Entries from a dataset:
______

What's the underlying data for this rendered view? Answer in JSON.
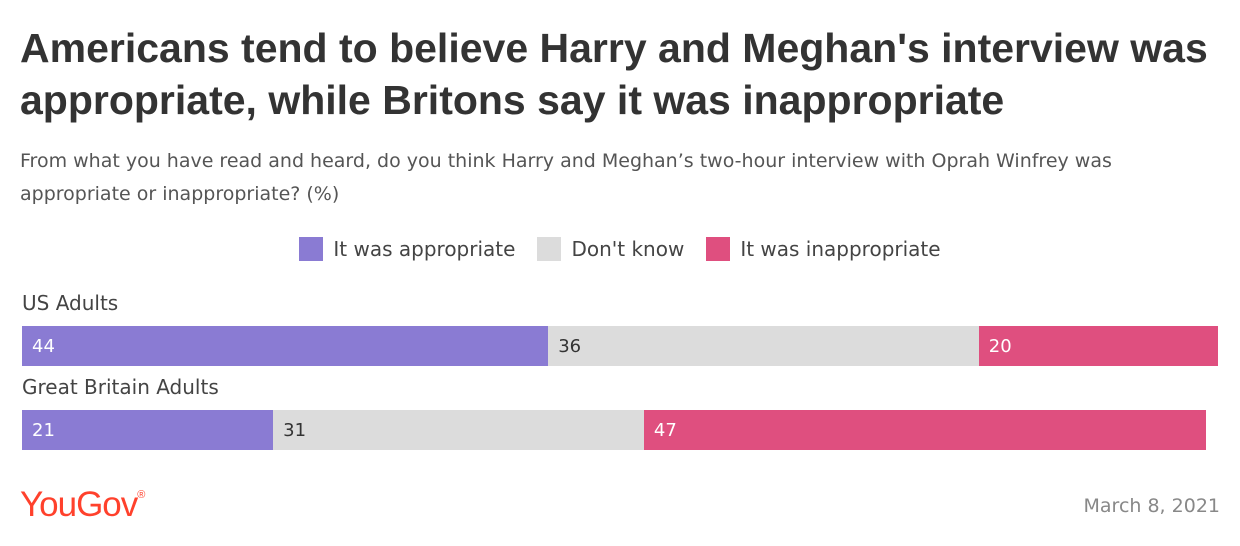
{
  "header": {
    "title": "Americans tend to believe Harry and Meghan's interview was appropriate, while Britons say it was inappropriate",
    "subtitle": "From what you have read and heard, do you think Harry and Meghan’s two-hour interview with Oprah Winfrey was appropriate or inappropriate? (%)"
  },
  "footer": {
    "brand": "YouGov",
    "brand_mark": "®",
    "date": "March 8, 2021"
  },
  "chart_data": {
    "type": "bar",
    "orientation": "horizontal",
    "stacked": true,
    "title": "Americans tend to believe Harry and Meghan's interview was appropriate, while Britons say it was inappropriate",
    "subtitle": "From what you have read and heard, do you think Harry and Meghan’s two-hour interview with Oprah Winfrey was appropriate or inappropriate? (%)",
    "categories": [
      "US Adults",
      "Great Britain Adults"
    ],
    "series": [
      {
        "name": "It was appropriate",
        "values": [
          44,
          21
        ],
        "color": "#8a7bd3",
        "label_color": "#ffffff"
      },
      {
        "name": "Don't know",
        "values": [
          36,
          31
        ],
        "color": "#dcdcdc",
        "label_color": "#333333"
      },
      {
        "name": "It was inappropriate",
        "values": [
          20,
          47
        ],
        "color": "#df4f7f",
        "label_color": "#ffffff"
      }
    ],
    "xlim": [
      0,
      100
    ],
    "legend_position": "top-center",
    "grid": false
  }
}
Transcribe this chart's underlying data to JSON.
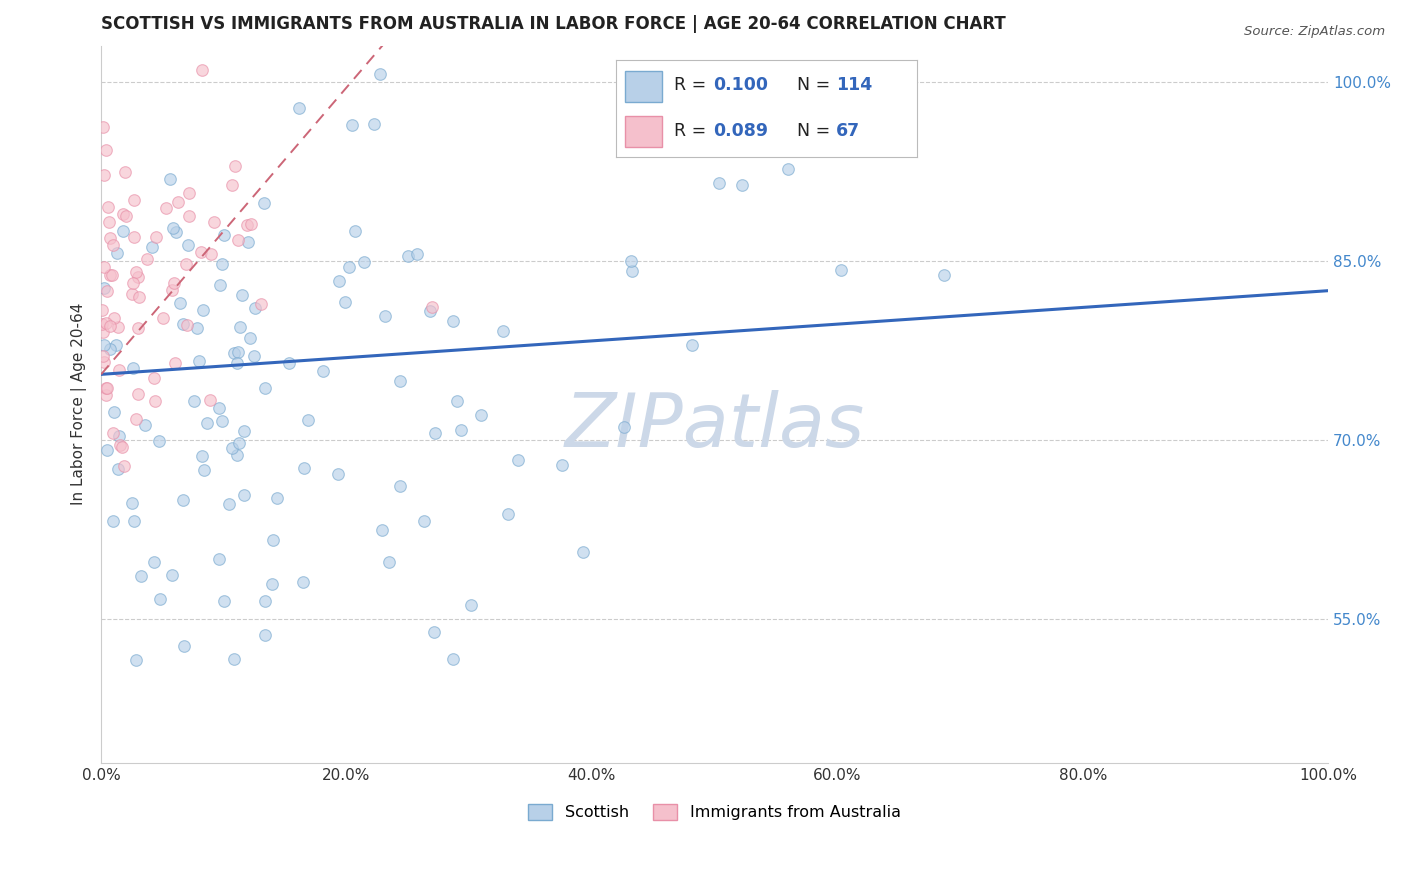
{
  "title": "SCOTTISH VS IMMIGRANTS FROM AUSTRALIA IN LABOR FORCE | AGE 20-64 CORRELATION CHART",
  "source_text": "Source: ZipAtlas.com",
  "ylabel": "In Labor Force | Age 20-64",
  "xlim": [
    0.0,
    1.0
  ],
  "ylim": [
    0.43,
    1.03
  ],
  "xticks": [
    0.0,
    0.2,
    0.4,
    0.6,
    0.8,
    1.0
  ],
  "xticklabels": [
    "0.0%",
    "20.0%",
    "40.0%",
    "60.0%",
    "80.0%",
    "100.0%"
  ],
  "yticks": [
    0.55,
    0.7,
    0.85,
    1.0
  ],
  "yticklabels": [
    "55.0%",
    "70.0%",
    "85.0%",
    "100.0%"
  ],
  "watermark": "ZIPatlas",
  "R_scottish": 0.1,
  "N_scottish": 114,
  "R_australia": 0.089,
  "N_australia": 67,
  "scottish_color": "#b8d0e8",
  "scottish_edge_color": "#7aaad0",
  "australia_color": "#f5c0cc",
  "australia_edge_color": "#e890a8",
  "scottish_line_color": "#3366bb",
  "australia_line_color": "#cc6677",
  "dot_size": 70,
  "dot_alpha": 0.65,
  "grid_color": "#cccccc",
  "background_color": "#ffffff",
  "watermark_color": "#ccd8e8",
  "title_fontsize": 12,
  "axis_label_fontsize": 11,
  "tick_fontsize": 11,
  "ytick_color": "#4488cc",
  "xtick_color": "#333333"
}
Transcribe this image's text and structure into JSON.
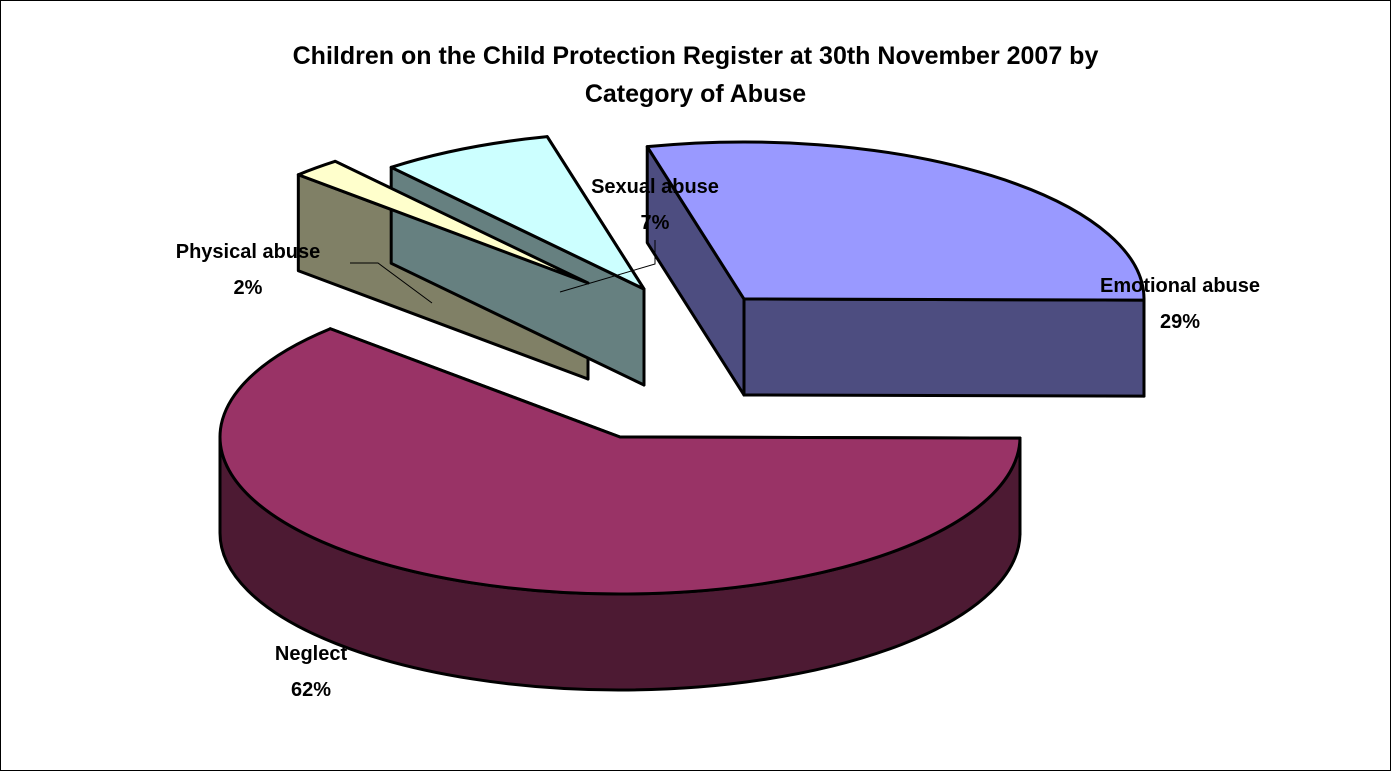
{
  "chart_data": {
    "type": "pie",
    "title_line1": "Children on the Child Protection Register at 30th November 2007 by",
    "title_line2": "Category of Abuse",
    "slices": [
      {
        "label": "Emotional abuse",
        "value": 29,
        "value_label": "29%",
        "color": "#9999FF",
        "side_color": "#4D4D80"
      },
      {
        "label": "Neglect",
        "value": 62,
        "value_label": "62%",
        "color": "#993366",
        "side_color": "#4D1A33"
      },
      {
        "label": "Physical abuse",
        "value": 2,
        "value_label": "2%",
        "color": "#FFFFCC",
        "side_color": "#808066"
      },
      {
        "label": "Sexual abuse",
        "value": 7,
        "value_label": "7%",
        "color": "#CCFFFF",
        "side_color": "#668080"
      }
    ]
  }
}
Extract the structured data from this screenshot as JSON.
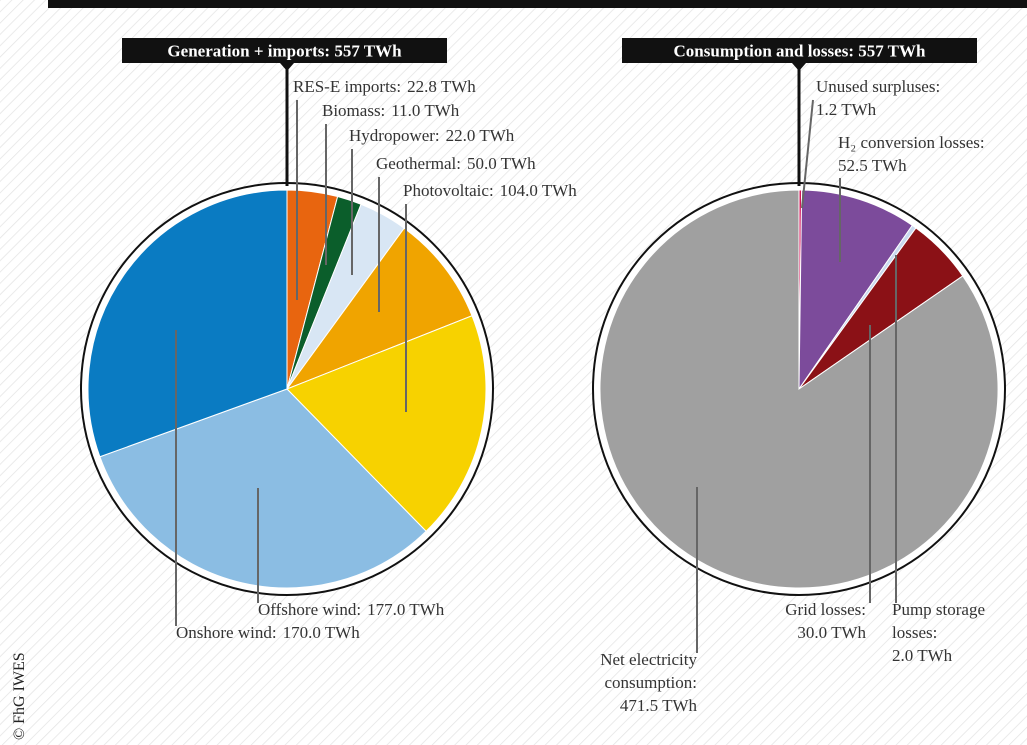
{
  "credit": "© FhG IWES",
  "chart_data": [
    {
      "type": "pie",
      "title": "Generation + imports: 557 TWh",
      "categories": [
        "RES-E imports:",
        "Biomass:",
        "Hydropower:",
        "Geothermal:",
        "Photovoltaic:",
        "Offshore wind:",
        "Onshore wind:"
      ],
      "values": [
        22.8,
        11.0,
        22.0,
        50.0,
        104.0,
        177.0,
        170.0
      ],
      "value_labels": [
        "22.8 TWh",
        "11.0 TWh",
        "22.0 TWh",
        "50.0 TWh",
        "104.0 TWh",
        "177.0 TWh",
        "170.0 TWh"
      ],
      "colors": [
        "#e8650f",
        "#0b5e2b",
        "#d8e6f4",
        "#f0a400",
        "#f7d200",
        "#8bbde3",
        "#0a7bc2"
      ]
    },
    {
      "type": "pie",
      "title": "Consumption and losses: 557 TWh",
      "categories": [
        "Unused surpluses:",
        "H₂ conversion losses:",
        "Pump storage\nlosses:",
        "Grid losses:",
        "Net electricity\nconsumption:"
      ],
      "values": [
        1.2,
        52.5,
        2.0,
        30.0,
        471.5
      ],
      "value_labels": [
        "1.2 TWh",
        "52.5 TWh",
        "2.0 TWh",
        "30.0 TWh",
        "471.5 TWh"
      ],
      "colors": [
        "#d4145a",
        "#7c4b9b",
        "#c9d9ef",
        "#8b1116",
        "#a0a0a0"
      ]
    }
  ]
}
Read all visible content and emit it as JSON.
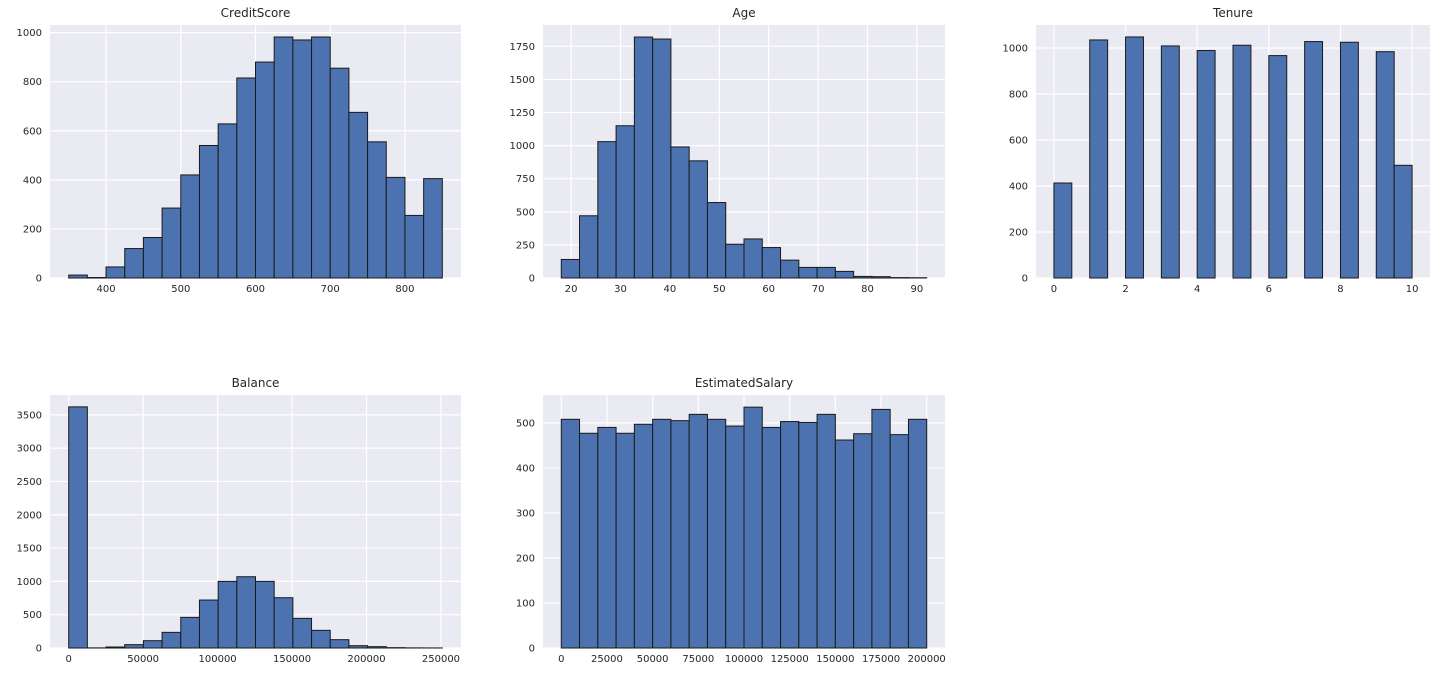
{
  "figure": {
    "background": "#ffffff",
    "axes_background": "#eaeaf2",
    "grid_color": "#ffffff",
    "bar_fill": "#4c72b0",
    "bar_edge": "#1a1a1a",
    "tick_color": "#262626",
    "title_color": "#262626"
  },
  "chart_data": [
    {
      "type": "bar",
      "subtype": "histogram",
      "title": "CreditScore",
      "xlabel": "",
      "ylabel": "",
      "bin_start": 350,
      "bin_width": 25,
      "values": [
        12,
        2,
        45,
        120,
        165,
        285,
        420,
        540,
        628,
        815,
        880,
        982,
        970,
        982,
        855,
        675,
        555,
        410,
        255,
        405
      ],
      "xlim": [
        325,
        875
      ],
      "ylim": [
        0,
        1031
      ],
      "xticks": [
        400,
        500,
        600,
        700,
        800
      ],
      "yticks": [
        0,
        200,
        400,
        600,
        800,
        1000
      ],
      "grid": true,
      "legend": "none"
    },
    {
      "type": "bar",
      "subtype": "histogram",
      "title": "Age",
      "xlabel": "",
      "ylabel": "",
      "bin_start": 18,
      "bin_width": 3.7,
      "values": [
        140,
        470,
        1030,
        1150,
        1820,
        1805,
        990,
        885,
        570,
        255,
        295,
        230,
        135,
        80,
        80,
        50,
        12,
        10,
        3,
        2
      ],
      "xlim": [
        14.3,
        95.7
      ],
      "ylim": [
        0,
        1911
      ],
      "xticks": [
        20,
        30,
        40,
        50,
        60,
        70,
        80,
        90
      ],
      "yticks": [
        0,
        250,
        500,
        750,
        1000,
        1250,
        1500,
        1750
      ],
      "grid": true,
      "legend": "none"
    },
    {
      "type": "bar",
      "subtype": "histogram",
      "title": "Tenure",
      "xlabel": "",
      "ylabel": "",
      "bin_start": 0,
      "bin_width": 0.5,
      "values": [
        413,
        0,
        1035,
        0,
        1048,
        0,
        1009,
        0,
        989,
        0,
        1012,
        0,
        967,
        0,
        1028,
        0,
        1025,
        0,
        984,
        490
      ],
      "xlim": [
        -0.5,
        10.5
      ],
      "ylim": [
        0,
        1100
      ],
      "xticks": [
        0,
        2,
        4,
        6,
        8,
        10
      ],
      "yticks": [
        0,
        200,
        400,
        600,
        800,
        1000
      ],
      "grid": true,
      "legend": "none"
    },
    {
      "type": "bar",
      "subtype": "histogram",
      "title": "Balance",
      "xlabel": "",
      "ylabel": "",
      "bin_start": 0,
      "bin_width": 12545,
      "values": [
        3620,
        2,
        15,
        50,
        110,
        235,
        460,
        720,
        1000,
        1070,
        1000,
        755,
        445,
        265,
        125,
        35,
        20,
        5,
        2,
        1
      ],
      "xlim": [
        -12545,
        263443
      ],
      "ylim": [
        0,
        3798
      ],
      "xticks": [
        0,
        50000,
        100000,
        150000,
        200000,
        250000
      ],
      "yticks": [
        0,
        500,
        1000,
        1500,
        2000,
        2500,
        3000,
        3500
      ],
      "grid": true,
      "legend": "none"
    },
    {
      "type": "bar",
      "subtype": "histogram",
      "title": "EstimatedSalary",
      "xlabel": "",
      "ylabel": "",
      "bin_start": 0,
      "bin_width": 10000,
      "values": [
        508,
        477,
        490,
        477,
        497,
        508,
        505,
        519,
        508,
        493,
        535,
        490,
        503,
        501,
        519,
        462,
        476,
        530,
        474,
        508
      ],
      "xlim": [
        -10000,
        210000
      ],
      "ylim": [
        0,
        562
      ],
      "xticks": [
        0,
        25000,
        50000,
        75000,
        100000,
        125000,
        150000,
        175000,
        200000
      ],
      "yticks": [
        0,
        100,
        200,
        300,
        400,
        500
      ],
      "grid": true,
      "legend": "none"
    }
  ]
}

______

* EXERCISE DIRECTIONS *
Select every line where the word "Transcribe" occurs.

* CORRECT OUTPUT *
Transcribe this chart's underlying data to JSON.
Transcribe this image's text and structure into JSON.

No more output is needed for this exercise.